_Task to complete:_ Reproduce all records exactly.

** start of Raw records **

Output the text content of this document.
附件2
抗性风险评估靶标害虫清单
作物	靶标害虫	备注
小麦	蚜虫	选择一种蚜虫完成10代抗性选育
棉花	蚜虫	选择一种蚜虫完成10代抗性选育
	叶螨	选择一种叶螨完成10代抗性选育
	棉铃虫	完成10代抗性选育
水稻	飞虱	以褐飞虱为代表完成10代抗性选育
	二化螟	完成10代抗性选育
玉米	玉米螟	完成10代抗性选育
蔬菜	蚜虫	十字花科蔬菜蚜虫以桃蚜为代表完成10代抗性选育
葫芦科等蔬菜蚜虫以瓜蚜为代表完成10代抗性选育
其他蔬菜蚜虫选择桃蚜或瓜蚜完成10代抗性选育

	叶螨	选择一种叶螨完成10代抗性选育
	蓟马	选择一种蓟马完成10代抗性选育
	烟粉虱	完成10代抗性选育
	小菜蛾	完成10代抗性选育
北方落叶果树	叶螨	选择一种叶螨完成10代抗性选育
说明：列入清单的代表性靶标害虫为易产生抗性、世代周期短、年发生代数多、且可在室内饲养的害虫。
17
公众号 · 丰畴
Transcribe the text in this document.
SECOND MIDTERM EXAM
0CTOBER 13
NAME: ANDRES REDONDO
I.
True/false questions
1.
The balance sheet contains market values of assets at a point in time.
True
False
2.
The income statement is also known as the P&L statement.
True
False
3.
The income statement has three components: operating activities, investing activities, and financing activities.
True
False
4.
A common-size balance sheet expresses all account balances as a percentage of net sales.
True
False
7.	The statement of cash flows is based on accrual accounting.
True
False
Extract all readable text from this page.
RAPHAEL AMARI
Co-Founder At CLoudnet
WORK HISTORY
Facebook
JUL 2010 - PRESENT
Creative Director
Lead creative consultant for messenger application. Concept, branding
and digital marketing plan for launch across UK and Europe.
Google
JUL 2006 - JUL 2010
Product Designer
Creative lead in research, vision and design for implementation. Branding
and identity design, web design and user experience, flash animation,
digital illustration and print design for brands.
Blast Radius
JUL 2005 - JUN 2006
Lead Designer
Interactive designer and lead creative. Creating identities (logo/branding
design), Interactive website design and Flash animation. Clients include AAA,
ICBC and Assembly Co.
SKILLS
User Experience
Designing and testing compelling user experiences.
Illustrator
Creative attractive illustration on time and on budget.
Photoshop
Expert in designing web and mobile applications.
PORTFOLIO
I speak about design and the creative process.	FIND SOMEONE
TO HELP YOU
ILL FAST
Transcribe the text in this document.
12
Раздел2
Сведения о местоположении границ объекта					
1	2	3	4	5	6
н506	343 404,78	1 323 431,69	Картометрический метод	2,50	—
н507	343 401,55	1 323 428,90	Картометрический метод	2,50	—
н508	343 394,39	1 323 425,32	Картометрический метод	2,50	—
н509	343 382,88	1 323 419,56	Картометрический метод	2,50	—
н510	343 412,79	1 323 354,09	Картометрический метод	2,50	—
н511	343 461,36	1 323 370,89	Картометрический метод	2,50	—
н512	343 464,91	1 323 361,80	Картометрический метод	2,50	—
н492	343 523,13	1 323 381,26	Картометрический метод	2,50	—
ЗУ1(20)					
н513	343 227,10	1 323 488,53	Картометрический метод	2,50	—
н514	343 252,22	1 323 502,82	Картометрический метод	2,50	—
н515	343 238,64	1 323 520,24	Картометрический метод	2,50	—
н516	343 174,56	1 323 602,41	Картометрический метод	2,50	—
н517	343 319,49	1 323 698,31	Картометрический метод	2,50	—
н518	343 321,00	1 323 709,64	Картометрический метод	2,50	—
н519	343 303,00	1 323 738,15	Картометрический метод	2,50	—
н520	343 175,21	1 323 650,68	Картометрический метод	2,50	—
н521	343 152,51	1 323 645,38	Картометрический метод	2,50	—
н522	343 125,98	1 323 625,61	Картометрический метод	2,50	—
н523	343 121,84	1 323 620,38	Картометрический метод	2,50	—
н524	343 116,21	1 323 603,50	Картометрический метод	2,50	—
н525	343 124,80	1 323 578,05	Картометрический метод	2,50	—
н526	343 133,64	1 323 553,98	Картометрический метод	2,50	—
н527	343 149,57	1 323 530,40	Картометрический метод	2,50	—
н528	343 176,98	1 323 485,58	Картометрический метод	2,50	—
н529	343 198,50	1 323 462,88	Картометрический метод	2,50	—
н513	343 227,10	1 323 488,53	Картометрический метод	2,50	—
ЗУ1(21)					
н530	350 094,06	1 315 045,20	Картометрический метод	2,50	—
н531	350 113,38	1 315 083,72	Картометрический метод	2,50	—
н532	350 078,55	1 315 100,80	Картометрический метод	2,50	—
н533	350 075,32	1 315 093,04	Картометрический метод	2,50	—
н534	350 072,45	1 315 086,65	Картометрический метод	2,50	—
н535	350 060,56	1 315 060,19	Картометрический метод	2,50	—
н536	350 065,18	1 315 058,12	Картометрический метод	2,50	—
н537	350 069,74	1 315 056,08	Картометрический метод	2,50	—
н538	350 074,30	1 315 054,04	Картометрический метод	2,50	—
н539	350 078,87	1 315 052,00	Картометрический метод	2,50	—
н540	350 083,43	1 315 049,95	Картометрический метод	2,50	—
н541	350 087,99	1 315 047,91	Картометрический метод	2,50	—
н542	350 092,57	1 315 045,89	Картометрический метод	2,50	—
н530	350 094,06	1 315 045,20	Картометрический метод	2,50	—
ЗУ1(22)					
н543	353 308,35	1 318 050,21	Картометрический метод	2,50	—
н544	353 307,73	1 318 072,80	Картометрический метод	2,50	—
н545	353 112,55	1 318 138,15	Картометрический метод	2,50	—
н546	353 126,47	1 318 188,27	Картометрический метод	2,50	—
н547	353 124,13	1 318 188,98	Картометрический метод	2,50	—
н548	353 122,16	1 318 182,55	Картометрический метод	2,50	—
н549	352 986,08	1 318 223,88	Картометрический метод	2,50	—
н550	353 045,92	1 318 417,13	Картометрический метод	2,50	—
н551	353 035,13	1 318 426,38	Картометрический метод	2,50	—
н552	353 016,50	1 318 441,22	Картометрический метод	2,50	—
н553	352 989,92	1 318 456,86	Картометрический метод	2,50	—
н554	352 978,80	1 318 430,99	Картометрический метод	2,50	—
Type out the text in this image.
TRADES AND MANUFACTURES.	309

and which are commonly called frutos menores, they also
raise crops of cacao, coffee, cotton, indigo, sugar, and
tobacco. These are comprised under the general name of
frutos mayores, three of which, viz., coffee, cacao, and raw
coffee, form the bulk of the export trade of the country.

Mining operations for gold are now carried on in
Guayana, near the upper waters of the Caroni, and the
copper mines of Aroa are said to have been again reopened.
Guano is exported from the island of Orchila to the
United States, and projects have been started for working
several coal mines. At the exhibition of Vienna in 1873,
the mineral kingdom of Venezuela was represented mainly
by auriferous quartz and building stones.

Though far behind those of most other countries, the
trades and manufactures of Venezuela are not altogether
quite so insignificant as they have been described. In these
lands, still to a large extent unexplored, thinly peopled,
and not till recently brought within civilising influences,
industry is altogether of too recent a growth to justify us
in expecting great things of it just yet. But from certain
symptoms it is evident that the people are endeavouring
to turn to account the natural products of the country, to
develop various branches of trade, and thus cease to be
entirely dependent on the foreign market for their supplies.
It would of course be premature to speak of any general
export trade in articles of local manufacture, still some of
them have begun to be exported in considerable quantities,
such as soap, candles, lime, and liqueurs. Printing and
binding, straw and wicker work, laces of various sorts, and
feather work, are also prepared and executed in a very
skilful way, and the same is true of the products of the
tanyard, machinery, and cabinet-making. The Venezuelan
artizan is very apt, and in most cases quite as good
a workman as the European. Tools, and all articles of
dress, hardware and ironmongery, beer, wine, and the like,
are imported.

** end of Raw records **

_Solution to this task:_
Output the text content of this document.
附件2
抗性风险评估靶标害虫清单
作物	靶标害虫	备注
小麦	蚜虫	选择一种蚜虫完成10代抗性选育
棉花	蚜虫	选择一种蚜虫完成10代抗性选育
	叶螨	选择一种叶螨完成10代抗性选育
	棉铃虫	完成10代抗性选育
水稻	飞虱	以褐飞虱为代表完成10代抗性选育
	二化螟	完成10代抗性选育
玉米	玉米螟	完成10代抗性选育
蔬菜	蚜虫	十字花科蔬菜蚜虫以桃蚜为代表完成10代抗性选育
葫芦科等蔬菜蚜虫以瓜蚜为代表完成10代抗性选育
其他蔬菜蚜虫选择桃蚜或瓜蚜完成10代抗性选育

	叶螨	选择一种叶螨完成10代抗性选育
	蓟马	选择一种蓟马完成10代抗性选育
	烟粉虱	完成10代抗性选育
	小菜蛾	完成10代抗性选育
北方落叶果树	叶螨	选择一种叶螨完成10代抗性选育
说明：列入清单的代表性靶标害虫为易产生抗性、世代周期短、年发生代数多、且可在室内饲养的害虫。
17
公众号 · 丰畴
Transcribe the text in this document.
SECOND MIDTERM EXAM
0CTOBER 13
NAME: ANDRES REDONDO
I.
True/false questions
1.
The balance sheet contains market values of assets at a point in time.
True
False
2.
The income statement is also known as the P&L statement.
True
False
3.
The income statement has three components: operating activities, investing activities, and financing activities.
True
False
4.
A common-size balance sheet expresses all account balances as a percentage of net sales.
True
False
7.	The statement of cash flows is based on accrual accounting.
True
False
Extract all readable text from this page.
RAPHAEL AMARI
Co-Founder At CLoudnet
WORK HISTORY
Facebook
JUL 2010 - PRESENT
Creative Director
Lead creative consultant for messenger application. Concept, branding
and digital marketing plan for launch across UK and Europe.
Google
JUL 2006 - JUL 2010
Product Designer
Creative lead in research, vision and design for implementation. Branding
and identity design, web design and user experience, flash animation,
digital illustration and print design for brands.
Blast Radius
JUL 2005 - JUN 2006
Lead Designer
Interactive designer and lead creative. Creating identities (logo/branding
design), Interactive website design and Flash animation. Clients include AAA,
ICBC and Assembly Co.
SKILLS
User Experience
Designing and testing compelling user experiences.
Illustrator
Creative attractive illustration on time and on budget.
Photoshop
Expert in designing web and mobile applications.
PORTFOLIO
I speak about design and the creative process.	FIND SOMEONE
TO HELP YOU
ILL FAST
Transcribe the text in this document.
12
Раздел2
Сведения о местоположении границ объекта					
1	2	3	4	5	6
н506	343 404,78	1 323 431,69	Картометрический метод	2,50	—
н507	343 401,55	1 323 428,90	Картометрический метод	2,50	—
н508	343 394,39	1 323 425,32	Картометрический метод	2,50	—
н509	343 382,88	1 323 419,56	Картометрический метод	2,50	—
н510	343 412,79	1 323 354,09	Картометрический метод	2,50	—
н511	343 461,36	1 323 370,89	Картометрический метод	2,50	—
н512	343 464,91	1 323 361,80	Картометрический метод	2,50	—
н492	343 523,13	1 323 381,26	Картометрический метод	2,50	—
ЗУ1(20)					
н513	343 227,10	1 323 488,53	Картометрический метод	2,50	—
н514	343 252,22	1 323 502,82	Картометрический метод	2,50	—
н515	343 238,64	1 323 520,24	Картометрический метод	2,50	—
н516	343 174,56	1 323 602,41	Картометрический метод	2,50	—
н517	343 319,49	1 323 698,31	Картометрический метод	2,50	—
н518	343 321,00	1 323 709,64	Картометрический метод	2,50	—
н519	343 303,00	1 323 738,15	Картометрический метод	2,50	—
н520	343 175,21	1 323 650,68	Картометрический метод	2,50	—
н521	343 152,51	1 323 645,38	Картометрический метод	2,50	—
н522	343 125,98	1 323 625,61	Картометрический метод	2,50	—
н523	343 121,84	1 323 620,38	Картометрический метод	2,50	—
н524	343 116,21	1 323 603,50	Картометрический метод	2,50	—
н525	343 124,80	1 323 578,05	Картометрический метод	2,50	—
н526	343 133,64	1 323 553,98	Картометрический метод	2,50	—
н527	343 149,57	1 323 530,40	Картометрический метод	2,50	—
н528	343 176,98	1 323 485,58	Картометрический метод	2,50	—
н529	343 198,50	1 323 462,88	Картометрический метод	2,50	—
н513	343 227,10	1 323 488,53	Картометрический метод	2,50	—
ЗУ1(21)					
н530	350 094,06	1 315 045,20	Картометрический метод	2,50	—
н531	350 113,38	1 315 083,72	Картометрический метод	2,50	—
н532	350 078,55	1 315 100,80	Картометрический метод	2,50	—
н533	350 075,32	1 315 093,04	Картометрический метод	2,50	—
н534	350 072,45	1 315 086,65	Картометрический метод	2,50	—
н535	350 060,56	1 315 060,19	Картометрический метод	2,50	—
н536	350 065,18	1 315 058,12	Картометрический метод	2,50	—
н537	350 069,74	1 315 056,08	Картометрический метод	2,50	—
н538	350 074,30	1 315 054,04	Картометрический метод	2,50	—
н539	350 078,87	1 315 052,00	Картометрический метод	2,50	—
н540	350 083,43	1 315 049,95	Картометрический метод	2,50	—
н541	350 087,99	1 315 047,91	Картометрический метод	2,50	—
н542	350 092,57	1 315 045,89	Картометрический метод	2,50	—
н530	350 094,06	1 315 045,20	Картометрический метод	2,50	—
ЗУ1(22)					
н543	353 308,35	1 318 050,21	Картометрический метод	2,50	—
н544	353 307,73	1 318 072,80	Картометрический метод	2,50	—
н545	353 112,55	1 318 138,15	Картометрический метод	2,50	—
н546	353 126,47	1 318 188,27	Картометрический метод	2,50	—
н547	353 124,13	1 318 188,98	Картометрический метод	2,50	—
н548	353 122,16	1 318 182,55	Картометрический метод	2,50	—
н549	352 986,08	1 318 223,88	Картометрический метод	2,50	—
н550	353 045,92	1 318 417,13	Картометрический метод	2,50	—
н551	353 035,13	1 318 426,38	Картометрический метод	2,50	—
н552	353 016,50	1 318 441,22	Картометрический метод	2,50	—
н553	352 989,92	1 318 456,86	Картометрический метод	2,50	—
н554	352 978,80	1 318 430,99	Картометрический метод	2,50	—
Type out the text in this image.
TRADES AND MANUFACTURES.	309

and which are commonly called frutos menores, they also
raise crops of cacao, coffee, cotton, indigo, sugar, and
tobacco. These are comprised under the general name of
frutos mayores, three of which, viz., coffee, cacao, and raw
coffee, form the bulk of the export trade of the country.

Mining operations for gold are now carried on in
Guayana, near the upper waters of the Caroni, and the
copper mines of Aroa are said to have been again reopened.
Guano is exported from the island of Orchila to the
United States, and projects have been started for working
several coal mines. At the exhibition of Vienna in 1873,
the mineral kingdom of Venezuela was represented mainly
by auriferous quartz and building stones.

Though far behind those of most other countries, the
trades and manufactures of Venezuela are not altogether
quite so insignificant as they have been described. In these
lands, still to a large extent unexplored, thinly peopled,
and not till recently brought within civilising influences,
industry is altogether of too recent a growth to justify us
in expecting great things of it just yet. But from certain
symptoms it is evident that the people are endeavouring
to turn to account the natural products of the country, to
develop various branches of trade, and thus cease to be
entirely dependent on the foreign market for their supplies.
It would of course be premature to speak of any general
export trade in articles of local manufacture, still some of
them have begun to be exported in considerable quantities,
such as soap, candles, lime, and liqueurs. Printing and
binding, straw and wicker work, laces of various sorts, and
feather work, are also prepared and executed in a very
skilful way, and the same is true of the products of the
tanyard, machinery, and cabinet-making. The Venezuelan
artizan is very apt, and in most cases quite as good
a workman as the European. Tools, and all articles of
dress, hardware and ironmongery, beer, wine, and the like,
are imported.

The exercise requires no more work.